— Task to carry out —
No pictures belong in the answer. Repeat all the entries exactly.

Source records
- - - -

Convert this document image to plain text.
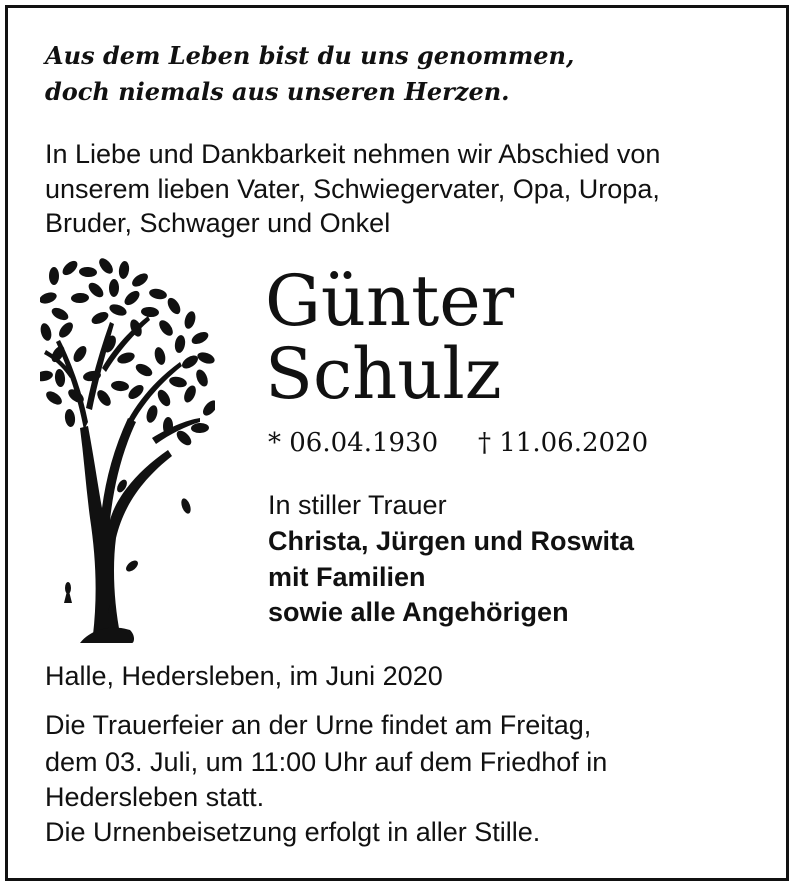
Aus dem Leben bist du uns genommen,
doch niemals aus unseren Herzen.
In Liebe und Dankbarkeit nehmen wir Abschied von
unserem lieben Vater, Schwiegervater, Opa, Uropa,
Bruder, Schwager und Onkel
Günter
Schulz
* 06.04.1930 † 11.06.2020
In stiller Trauer
Christa, Jürgen und Roswita
mit Familien
sowie alle Angehörigen
Halle, Hedersleben, im Juni 2020
Die Trauerfeier an der Urne findet am Freitag,
dem 03. Juli, um 11:00 Uhr auf dem Friedhof in
Hedersleben statt.
Die Urnenbeisetzung erfolgt in aller Stille.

- - - -

— Response area —
Convert this document image to plain text.
Aus dem Leben bist du uns genommen,
doch niemals aus unseren Herzen.
In Liebe und Dankbarkeit nehmen wir Abschied von
unserem lieben Vater, Schwiegervater, Opa, Uropa,
Bruder, Schwager und Onkel
Günter
Schulz
* 06.04.1930 † 11.06.2020
In stiller Trauer
Christa, Jürgen und Roswita
mit Familien
sowie alle Angehörigen
Halle, Hedersleben, im Juni 2020
Die Trauerfeier an der Urne findet am Freitag,
dem 03. Juli, um 11:00 Uhr auf dem Friedhof in
Hedersleben statt.
Die Urnenbeisetzung erfolgt in aller Stille.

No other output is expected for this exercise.